:: Text excerpt ::

There is no specific laboratory test to diagnose OCD. It is usually diagnosed in children who have obsessive thoughts and/or who perform compulsive actions. In order for the diagnostic criteria to apply, the obsessive-compulsive thoughts should appear for more than an hour each day and cause marked distress and interruption of a child’s lifestyle.
Standardized psychological testing may be performed to further evaluate a child.
Treatment options for child OCD
Although there is no cure for OCD, certain treatments can help control symptoms. A combination of psychotherapy and medications is the most likely approach. Psychotherapy may take place in an individual or group setting. Cognitive behavior therapy can help children learn to use different thought patterns and routines that will steer them away from obsessive and/or compulsive behaviors. Parental or caregiver involvement in this therapy is often crucial to the child’s success in learning new techniques to keep OCD symptoms under control.
In addition, children may be asked to participate in a form of exposure therapyknown as exposure and response prevention. In this therapy, the child is gradually exposed to the cause that triggers obsessive or compulsive thoughts and is taught new coping skills that do not include obsessive-compulsive behavior. For example, children with a fear of germs may be asked to dirty their hands and then to refrain from washing them for a specific period of time. This pattern is repeated over a long period of time until symptoms gradually decrease in frequency and intensity. The therapist assists the patient in managing any anxiety that is produced during this process. The treatment is difficult, but it can be a highly effective therapy for patients with OCD, particularly children and adolescents. However, the developmental stage of the child will influence treatment decisions, because young children do not yet have the ability to process information necessary for exposure therapy.
Some patients may also benefit from certain types of medication. Antidepressants such as selective serotonin reuptake inhibitors (SSRIs) are most often prescribed for children with OCD. These drugs interfere with the recycling of the brain chemical serotonin and help to control the child’s symptoms. Just how this reduces obsessions and compulsions is not clearly understood.

:::

Work item:
Please answer these questions from the text on child OCD:
(a) For how long each day must obsessive-compulsive thoughts appear for the diagnostic criteria to apply?
(b) Which drugs are most often prescribed for children with OCD?
(c) According to the text, what ability do young children not yet have that exposure therapy requires?
The items that come next have no connection to the text on child OCD.

:: Given entries ::

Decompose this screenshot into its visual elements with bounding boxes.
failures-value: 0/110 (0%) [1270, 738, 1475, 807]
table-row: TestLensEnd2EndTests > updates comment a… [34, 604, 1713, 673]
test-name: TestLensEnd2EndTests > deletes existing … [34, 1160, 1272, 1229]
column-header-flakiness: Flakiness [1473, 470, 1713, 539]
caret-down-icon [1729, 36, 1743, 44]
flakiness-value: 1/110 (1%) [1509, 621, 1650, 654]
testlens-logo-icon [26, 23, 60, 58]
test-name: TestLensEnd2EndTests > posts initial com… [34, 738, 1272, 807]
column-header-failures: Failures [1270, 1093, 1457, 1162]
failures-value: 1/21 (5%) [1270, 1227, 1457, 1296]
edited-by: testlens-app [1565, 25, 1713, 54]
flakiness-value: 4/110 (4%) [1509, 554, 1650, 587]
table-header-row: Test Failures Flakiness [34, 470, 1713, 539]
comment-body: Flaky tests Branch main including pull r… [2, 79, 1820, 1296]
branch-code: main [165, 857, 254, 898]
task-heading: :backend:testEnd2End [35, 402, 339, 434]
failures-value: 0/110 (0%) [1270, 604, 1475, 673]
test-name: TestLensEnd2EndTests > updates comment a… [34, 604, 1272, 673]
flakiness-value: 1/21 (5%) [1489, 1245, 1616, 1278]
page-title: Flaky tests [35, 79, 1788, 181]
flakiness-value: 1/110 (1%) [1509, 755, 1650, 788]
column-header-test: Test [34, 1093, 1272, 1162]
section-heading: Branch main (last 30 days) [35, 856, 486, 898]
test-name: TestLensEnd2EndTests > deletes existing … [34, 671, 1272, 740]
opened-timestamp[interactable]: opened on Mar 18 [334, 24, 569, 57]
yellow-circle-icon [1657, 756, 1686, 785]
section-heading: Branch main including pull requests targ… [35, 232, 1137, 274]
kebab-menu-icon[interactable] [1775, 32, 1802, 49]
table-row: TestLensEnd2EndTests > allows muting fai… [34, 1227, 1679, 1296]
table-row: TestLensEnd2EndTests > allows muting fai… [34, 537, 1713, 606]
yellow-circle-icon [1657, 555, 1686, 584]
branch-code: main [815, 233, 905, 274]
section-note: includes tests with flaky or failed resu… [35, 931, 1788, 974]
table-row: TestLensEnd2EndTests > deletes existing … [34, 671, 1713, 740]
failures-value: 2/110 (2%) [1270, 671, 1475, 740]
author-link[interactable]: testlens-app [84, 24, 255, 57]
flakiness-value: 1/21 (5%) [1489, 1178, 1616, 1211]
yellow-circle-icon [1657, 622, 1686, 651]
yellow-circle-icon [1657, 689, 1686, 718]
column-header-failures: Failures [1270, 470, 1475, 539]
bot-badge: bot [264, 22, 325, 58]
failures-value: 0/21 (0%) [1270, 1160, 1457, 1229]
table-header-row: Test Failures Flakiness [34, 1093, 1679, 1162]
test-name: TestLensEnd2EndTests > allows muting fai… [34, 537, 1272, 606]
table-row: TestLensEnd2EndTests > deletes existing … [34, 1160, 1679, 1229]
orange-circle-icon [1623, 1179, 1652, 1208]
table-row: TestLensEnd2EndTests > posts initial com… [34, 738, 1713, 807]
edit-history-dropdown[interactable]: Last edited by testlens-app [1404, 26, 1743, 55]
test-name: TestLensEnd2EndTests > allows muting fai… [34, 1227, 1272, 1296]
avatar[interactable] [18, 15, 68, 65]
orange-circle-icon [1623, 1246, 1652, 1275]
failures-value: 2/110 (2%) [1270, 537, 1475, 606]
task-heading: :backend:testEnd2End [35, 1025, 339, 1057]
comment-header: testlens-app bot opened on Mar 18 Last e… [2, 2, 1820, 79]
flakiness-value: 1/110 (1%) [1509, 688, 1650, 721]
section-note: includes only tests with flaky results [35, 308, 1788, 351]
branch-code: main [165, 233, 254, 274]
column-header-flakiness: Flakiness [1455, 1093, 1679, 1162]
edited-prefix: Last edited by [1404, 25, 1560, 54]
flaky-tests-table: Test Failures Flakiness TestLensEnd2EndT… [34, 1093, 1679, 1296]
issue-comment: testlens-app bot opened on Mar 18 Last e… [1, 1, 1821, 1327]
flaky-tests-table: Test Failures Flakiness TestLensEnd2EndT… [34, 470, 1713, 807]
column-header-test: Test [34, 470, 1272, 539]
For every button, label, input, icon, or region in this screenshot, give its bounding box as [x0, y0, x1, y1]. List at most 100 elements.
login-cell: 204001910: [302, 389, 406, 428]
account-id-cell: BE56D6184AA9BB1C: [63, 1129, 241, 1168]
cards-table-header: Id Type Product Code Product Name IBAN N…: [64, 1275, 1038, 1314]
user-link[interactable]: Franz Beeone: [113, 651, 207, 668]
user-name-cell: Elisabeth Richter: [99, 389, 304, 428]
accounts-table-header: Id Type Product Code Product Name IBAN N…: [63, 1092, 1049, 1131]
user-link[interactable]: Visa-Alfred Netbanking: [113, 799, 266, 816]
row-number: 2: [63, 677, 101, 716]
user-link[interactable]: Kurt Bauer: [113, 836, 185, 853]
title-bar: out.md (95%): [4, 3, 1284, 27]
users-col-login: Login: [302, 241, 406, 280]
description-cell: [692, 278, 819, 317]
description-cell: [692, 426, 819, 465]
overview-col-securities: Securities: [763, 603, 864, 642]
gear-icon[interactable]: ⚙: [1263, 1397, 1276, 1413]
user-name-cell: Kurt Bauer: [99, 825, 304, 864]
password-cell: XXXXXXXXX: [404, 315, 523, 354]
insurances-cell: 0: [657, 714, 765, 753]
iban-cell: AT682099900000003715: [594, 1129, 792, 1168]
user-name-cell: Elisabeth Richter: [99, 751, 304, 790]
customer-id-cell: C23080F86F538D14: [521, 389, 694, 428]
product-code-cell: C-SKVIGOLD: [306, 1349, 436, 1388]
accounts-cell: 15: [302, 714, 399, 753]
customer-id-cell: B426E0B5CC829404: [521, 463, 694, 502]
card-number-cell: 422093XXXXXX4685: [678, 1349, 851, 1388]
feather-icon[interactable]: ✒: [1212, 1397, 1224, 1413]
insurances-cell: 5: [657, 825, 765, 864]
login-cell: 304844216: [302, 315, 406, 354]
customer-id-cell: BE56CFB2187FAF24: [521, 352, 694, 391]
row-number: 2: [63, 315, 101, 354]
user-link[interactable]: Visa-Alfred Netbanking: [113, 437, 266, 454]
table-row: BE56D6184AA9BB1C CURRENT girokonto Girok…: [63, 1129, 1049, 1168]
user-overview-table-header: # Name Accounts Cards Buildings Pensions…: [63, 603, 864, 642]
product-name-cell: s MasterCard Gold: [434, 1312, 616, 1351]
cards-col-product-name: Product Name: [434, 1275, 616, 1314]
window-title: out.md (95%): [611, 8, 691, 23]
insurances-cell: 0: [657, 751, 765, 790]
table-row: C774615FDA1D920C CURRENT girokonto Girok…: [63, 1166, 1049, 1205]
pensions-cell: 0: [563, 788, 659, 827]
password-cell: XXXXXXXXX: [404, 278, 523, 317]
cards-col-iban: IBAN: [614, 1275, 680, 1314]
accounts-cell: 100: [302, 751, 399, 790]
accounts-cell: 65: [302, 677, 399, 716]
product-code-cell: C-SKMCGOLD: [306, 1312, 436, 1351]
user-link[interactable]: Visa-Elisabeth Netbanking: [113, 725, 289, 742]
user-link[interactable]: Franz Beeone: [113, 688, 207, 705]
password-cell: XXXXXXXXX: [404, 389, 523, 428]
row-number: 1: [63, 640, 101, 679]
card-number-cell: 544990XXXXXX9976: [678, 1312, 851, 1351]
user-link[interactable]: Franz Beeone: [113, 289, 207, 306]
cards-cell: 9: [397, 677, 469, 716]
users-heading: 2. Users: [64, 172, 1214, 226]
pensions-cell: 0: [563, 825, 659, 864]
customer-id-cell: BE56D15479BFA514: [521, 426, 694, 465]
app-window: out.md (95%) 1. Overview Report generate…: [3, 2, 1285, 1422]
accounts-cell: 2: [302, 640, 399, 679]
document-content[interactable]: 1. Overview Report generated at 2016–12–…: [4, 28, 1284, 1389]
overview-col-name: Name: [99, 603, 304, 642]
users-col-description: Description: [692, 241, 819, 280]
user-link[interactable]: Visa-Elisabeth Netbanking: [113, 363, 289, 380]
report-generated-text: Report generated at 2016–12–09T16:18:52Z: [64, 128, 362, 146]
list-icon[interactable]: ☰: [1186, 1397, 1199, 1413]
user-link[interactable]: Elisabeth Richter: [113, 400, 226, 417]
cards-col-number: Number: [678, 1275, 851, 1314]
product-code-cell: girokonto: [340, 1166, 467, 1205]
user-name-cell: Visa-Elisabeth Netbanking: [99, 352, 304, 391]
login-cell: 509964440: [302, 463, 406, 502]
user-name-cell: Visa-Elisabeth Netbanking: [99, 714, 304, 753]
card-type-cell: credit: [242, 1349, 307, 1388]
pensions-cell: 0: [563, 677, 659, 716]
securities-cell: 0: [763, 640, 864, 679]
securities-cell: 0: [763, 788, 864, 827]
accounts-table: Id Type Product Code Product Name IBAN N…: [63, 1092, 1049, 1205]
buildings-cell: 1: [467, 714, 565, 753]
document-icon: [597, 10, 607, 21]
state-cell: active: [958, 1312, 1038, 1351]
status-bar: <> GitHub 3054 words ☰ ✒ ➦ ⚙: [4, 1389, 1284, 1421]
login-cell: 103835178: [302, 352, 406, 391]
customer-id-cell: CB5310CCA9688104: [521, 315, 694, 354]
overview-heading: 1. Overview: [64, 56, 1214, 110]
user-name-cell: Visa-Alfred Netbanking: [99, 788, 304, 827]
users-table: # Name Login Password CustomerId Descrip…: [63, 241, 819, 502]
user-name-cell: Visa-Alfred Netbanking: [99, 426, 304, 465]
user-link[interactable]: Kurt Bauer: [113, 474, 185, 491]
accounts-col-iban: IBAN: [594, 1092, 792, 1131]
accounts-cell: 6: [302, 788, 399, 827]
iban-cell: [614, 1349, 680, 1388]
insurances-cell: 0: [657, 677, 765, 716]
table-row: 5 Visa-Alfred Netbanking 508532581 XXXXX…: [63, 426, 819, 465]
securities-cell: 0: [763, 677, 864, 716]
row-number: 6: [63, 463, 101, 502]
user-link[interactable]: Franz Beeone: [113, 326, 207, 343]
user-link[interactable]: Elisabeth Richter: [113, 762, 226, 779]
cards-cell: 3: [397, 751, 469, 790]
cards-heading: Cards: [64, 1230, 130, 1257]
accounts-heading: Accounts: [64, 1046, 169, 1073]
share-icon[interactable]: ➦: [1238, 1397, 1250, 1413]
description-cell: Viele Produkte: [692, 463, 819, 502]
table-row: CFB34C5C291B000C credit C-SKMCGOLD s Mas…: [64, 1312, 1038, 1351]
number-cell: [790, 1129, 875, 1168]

:::

Answer for the task:
(a) More than an hour each day.
(b) Antidepressants such as selective serotonin reuptake inhibitors (SSRIs).
(c) The ability to process the information necessary for exposure therapy.